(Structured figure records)
++++++++

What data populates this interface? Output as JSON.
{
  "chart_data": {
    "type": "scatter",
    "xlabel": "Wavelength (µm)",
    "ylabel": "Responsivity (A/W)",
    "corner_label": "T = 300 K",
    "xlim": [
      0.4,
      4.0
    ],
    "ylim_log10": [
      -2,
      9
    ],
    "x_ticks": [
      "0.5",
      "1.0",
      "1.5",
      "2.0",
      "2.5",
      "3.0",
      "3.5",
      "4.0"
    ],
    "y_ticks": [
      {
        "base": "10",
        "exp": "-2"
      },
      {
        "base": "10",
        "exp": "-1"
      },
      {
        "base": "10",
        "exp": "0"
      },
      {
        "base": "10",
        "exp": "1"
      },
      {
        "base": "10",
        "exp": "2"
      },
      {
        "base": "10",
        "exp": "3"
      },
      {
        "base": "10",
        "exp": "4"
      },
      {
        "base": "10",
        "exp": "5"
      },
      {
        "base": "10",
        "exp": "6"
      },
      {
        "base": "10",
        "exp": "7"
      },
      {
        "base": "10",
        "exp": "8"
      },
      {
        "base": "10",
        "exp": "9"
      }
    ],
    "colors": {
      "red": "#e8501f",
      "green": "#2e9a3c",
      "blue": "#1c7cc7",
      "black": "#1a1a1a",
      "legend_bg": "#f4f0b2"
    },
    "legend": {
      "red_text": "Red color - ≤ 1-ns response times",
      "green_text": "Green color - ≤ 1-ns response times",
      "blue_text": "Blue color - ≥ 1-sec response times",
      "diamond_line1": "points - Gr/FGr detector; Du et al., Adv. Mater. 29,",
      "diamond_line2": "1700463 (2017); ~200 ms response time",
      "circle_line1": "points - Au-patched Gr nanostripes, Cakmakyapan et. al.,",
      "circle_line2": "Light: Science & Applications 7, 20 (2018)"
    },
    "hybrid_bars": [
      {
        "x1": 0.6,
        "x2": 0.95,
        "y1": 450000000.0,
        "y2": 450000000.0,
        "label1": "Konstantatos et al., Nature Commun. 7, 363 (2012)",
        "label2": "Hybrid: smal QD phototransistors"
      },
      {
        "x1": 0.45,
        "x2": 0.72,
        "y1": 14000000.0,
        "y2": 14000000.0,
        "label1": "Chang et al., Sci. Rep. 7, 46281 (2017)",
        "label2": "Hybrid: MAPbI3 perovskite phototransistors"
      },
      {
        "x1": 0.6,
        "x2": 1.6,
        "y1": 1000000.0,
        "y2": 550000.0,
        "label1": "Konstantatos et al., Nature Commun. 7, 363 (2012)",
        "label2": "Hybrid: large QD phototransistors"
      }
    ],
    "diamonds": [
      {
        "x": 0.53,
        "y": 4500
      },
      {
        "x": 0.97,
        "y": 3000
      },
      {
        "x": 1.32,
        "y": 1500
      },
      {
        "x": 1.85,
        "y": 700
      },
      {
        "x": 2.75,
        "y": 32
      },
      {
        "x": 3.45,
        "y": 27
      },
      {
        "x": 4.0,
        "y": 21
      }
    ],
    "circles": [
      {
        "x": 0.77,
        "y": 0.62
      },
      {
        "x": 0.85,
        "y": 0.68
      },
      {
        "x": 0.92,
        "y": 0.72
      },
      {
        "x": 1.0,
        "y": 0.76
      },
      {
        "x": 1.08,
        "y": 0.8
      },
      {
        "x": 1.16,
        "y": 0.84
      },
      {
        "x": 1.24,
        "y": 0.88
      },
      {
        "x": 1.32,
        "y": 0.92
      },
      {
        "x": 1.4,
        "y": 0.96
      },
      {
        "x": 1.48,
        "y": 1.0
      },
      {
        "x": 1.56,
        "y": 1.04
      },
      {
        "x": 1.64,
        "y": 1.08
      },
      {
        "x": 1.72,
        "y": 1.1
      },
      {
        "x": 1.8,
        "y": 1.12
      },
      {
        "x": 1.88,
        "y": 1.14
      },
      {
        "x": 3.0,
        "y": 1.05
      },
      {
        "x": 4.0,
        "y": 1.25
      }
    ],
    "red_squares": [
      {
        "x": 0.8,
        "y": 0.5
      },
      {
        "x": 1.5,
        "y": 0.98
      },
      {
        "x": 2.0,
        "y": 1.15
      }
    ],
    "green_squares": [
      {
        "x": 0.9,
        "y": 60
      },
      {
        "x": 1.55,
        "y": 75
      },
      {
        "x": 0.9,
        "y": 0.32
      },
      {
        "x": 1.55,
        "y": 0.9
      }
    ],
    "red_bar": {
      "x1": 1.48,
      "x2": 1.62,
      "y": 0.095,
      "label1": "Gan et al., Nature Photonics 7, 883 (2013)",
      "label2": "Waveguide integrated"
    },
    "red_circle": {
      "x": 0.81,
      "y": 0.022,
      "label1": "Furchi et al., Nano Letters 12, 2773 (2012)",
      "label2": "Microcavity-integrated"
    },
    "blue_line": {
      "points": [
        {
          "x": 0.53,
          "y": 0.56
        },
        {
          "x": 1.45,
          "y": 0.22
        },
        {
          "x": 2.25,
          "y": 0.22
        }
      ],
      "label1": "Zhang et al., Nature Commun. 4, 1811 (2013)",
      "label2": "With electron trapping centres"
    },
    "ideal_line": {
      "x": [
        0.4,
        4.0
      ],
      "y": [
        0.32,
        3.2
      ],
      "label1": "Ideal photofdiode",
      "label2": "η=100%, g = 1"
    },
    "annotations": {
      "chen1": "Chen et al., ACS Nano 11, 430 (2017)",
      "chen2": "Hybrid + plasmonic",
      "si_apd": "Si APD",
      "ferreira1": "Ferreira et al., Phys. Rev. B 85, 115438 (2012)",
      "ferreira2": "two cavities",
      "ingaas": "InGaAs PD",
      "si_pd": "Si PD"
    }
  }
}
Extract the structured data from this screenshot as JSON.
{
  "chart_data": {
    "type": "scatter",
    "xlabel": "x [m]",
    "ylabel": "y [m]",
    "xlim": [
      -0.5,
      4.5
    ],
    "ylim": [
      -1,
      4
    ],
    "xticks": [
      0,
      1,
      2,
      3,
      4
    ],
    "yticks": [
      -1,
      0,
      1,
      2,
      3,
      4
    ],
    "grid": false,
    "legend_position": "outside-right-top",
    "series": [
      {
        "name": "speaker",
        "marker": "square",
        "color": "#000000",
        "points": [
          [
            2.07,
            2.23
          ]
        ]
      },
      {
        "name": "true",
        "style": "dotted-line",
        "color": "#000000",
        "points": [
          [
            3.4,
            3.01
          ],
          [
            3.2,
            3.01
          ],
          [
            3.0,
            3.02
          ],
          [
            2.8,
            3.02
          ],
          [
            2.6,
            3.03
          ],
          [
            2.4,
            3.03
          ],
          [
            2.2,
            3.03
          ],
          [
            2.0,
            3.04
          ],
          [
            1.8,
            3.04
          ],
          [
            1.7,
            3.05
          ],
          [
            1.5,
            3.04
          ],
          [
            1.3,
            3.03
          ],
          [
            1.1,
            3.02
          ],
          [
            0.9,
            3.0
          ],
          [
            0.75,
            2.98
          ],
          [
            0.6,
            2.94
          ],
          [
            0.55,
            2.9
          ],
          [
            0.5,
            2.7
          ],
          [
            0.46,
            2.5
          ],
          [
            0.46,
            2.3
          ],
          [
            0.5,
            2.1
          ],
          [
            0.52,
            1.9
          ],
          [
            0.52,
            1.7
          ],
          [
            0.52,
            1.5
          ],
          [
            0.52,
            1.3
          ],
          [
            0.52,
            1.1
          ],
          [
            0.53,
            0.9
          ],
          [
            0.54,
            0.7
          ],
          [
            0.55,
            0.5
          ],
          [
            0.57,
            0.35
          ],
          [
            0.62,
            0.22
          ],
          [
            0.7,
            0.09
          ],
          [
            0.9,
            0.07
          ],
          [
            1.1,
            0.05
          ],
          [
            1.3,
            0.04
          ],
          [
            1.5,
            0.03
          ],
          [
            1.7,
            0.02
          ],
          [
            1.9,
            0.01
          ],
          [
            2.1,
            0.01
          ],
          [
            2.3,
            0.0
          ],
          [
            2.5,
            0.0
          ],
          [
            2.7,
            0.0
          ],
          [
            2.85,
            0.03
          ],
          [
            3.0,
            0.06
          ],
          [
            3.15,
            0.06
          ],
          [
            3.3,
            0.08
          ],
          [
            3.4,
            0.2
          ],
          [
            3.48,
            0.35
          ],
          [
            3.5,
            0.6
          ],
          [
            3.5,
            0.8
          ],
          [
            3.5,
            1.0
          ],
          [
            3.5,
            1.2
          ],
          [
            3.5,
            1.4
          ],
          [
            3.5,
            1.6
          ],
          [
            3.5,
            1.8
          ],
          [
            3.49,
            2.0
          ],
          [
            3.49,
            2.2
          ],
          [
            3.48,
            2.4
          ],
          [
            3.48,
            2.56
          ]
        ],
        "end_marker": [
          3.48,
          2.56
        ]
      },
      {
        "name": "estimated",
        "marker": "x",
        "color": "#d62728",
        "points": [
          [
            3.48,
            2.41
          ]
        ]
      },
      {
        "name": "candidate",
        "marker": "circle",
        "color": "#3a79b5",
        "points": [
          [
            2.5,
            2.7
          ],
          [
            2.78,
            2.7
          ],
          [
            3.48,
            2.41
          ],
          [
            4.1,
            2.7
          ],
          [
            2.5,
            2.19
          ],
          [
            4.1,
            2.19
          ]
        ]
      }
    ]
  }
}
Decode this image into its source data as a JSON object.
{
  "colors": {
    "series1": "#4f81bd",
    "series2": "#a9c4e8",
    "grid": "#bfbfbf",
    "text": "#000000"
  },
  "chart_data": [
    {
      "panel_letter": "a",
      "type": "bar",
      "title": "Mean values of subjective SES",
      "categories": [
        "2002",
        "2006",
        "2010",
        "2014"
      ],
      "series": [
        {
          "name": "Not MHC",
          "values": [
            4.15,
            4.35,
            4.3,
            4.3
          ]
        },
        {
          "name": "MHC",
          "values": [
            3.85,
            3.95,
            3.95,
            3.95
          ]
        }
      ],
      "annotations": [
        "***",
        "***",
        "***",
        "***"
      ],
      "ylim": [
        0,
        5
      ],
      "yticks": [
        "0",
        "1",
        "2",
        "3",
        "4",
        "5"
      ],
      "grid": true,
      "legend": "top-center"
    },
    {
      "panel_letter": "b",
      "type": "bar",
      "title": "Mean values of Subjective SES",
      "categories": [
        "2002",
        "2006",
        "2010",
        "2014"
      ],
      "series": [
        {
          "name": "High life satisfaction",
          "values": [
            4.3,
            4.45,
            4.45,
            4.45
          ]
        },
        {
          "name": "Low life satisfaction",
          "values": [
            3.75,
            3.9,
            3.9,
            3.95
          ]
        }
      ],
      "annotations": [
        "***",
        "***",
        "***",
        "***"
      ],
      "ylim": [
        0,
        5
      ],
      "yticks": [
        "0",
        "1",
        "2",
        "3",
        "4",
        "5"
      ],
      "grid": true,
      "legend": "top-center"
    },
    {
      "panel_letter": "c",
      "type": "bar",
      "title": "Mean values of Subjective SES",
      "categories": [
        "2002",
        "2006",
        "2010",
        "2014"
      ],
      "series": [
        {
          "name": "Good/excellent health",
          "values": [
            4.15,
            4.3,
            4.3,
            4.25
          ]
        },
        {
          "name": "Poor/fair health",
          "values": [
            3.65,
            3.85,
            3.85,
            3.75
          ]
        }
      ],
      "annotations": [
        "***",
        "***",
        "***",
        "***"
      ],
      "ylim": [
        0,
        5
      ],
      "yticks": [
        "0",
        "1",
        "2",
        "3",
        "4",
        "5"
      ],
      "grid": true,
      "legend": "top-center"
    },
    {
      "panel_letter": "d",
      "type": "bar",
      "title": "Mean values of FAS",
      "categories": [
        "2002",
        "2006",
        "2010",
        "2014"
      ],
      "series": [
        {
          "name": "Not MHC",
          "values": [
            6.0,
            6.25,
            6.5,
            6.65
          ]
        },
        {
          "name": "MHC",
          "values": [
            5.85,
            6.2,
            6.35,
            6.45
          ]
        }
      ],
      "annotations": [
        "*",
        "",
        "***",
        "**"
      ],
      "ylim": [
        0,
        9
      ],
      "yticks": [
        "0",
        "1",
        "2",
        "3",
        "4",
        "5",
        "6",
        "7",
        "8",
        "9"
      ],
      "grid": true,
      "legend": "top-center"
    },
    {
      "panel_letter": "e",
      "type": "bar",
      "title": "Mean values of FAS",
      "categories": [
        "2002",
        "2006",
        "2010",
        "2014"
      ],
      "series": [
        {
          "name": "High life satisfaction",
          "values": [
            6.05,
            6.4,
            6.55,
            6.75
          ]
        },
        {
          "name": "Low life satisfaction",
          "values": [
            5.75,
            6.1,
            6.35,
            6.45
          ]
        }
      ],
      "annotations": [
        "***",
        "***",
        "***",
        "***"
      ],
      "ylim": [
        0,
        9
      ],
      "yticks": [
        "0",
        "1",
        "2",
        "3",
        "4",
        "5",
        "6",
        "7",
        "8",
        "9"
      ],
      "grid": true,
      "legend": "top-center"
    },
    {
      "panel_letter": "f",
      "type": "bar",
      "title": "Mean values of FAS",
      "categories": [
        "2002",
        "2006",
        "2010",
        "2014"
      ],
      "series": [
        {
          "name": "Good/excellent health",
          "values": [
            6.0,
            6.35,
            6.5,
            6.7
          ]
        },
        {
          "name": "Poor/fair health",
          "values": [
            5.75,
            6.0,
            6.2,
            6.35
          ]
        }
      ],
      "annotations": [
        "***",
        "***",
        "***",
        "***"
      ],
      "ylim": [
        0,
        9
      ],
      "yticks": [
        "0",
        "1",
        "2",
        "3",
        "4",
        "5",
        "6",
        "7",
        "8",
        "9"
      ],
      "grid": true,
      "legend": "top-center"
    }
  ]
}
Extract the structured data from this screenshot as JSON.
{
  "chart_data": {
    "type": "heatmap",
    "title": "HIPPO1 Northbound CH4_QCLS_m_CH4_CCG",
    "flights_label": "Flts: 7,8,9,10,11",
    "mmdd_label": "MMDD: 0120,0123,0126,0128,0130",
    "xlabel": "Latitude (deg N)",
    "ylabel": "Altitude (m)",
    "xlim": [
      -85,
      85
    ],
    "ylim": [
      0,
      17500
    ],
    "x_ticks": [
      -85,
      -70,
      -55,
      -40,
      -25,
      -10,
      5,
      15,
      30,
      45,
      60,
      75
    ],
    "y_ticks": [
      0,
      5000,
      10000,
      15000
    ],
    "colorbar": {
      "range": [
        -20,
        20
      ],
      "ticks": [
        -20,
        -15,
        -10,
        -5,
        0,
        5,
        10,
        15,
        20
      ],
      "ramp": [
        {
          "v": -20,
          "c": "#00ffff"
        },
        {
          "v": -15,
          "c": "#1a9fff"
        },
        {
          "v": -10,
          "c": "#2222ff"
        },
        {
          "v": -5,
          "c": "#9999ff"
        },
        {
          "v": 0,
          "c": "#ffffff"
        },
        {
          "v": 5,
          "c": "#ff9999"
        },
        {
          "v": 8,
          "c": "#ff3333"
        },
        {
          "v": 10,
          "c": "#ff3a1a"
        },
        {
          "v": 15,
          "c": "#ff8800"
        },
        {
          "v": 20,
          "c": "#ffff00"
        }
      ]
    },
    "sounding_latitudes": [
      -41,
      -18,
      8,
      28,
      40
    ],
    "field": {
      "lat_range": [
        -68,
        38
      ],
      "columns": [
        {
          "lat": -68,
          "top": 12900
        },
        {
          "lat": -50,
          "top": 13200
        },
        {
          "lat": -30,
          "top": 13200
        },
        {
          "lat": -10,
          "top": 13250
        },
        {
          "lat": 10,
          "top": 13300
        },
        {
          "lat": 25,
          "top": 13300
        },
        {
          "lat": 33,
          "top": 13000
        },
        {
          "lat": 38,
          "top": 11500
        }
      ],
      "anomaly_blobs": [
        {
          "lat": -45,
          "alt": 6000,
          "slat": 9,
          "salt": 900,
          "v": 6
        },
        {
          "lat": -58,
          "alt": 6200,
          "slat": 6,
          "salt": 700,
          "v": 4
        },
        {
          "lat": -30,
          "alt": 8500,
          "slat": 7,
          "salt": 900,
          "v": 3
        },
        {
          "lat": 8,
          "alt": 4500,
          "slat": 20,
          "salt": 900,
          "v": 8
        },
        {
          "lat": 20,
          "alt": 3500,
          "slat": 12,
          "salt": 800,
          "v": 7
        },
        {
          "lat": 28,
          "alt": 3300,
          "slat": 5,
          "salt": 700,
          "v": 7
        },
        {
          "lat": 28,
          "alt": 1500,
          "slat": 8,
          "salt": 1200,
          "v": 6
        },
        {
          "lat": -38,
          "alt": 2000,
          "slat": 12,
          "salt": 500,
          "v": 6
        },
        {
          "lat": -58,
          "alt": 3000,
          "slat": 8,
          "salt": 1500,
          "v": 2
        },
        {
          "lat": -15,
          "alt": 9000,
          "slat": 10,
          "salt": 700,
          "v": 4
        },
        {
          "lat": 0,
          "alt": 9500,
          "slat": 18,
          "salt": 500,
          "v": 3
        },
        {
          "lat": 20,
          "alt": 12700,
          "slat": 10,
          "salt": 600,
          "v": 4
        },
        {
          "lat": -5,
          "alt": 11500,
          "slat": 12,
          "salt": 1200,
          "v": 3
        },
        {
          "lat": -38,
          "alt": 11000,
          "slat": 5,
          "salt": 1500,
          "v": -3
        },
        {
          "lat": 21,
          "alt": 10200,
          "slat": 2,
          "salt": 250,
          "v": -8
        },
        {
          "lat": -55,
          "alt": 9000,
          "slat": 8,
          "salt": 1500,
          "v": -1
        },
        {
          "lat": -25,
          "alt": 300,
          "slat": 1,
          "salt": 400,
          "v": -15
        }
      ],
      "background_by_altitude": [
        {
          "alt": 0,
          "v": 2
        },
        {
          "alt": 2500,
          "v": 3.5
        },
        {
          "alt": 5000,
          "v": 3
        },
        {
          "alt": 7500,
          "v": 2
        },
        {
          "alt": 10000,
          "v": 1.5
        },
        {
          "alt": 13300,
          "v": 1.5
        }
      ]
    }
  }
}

++++++++

• The request: Search the data for the word "phototransistors" and copy each line where it appears.

• Solution to this exercise:
        "label2": "Hybrid: smal QD phototransistors"
        "label2": "Hybrid: MAPbI3 perovskite phototransistors"
        "label2": "Hybrid: large QD phototransistors"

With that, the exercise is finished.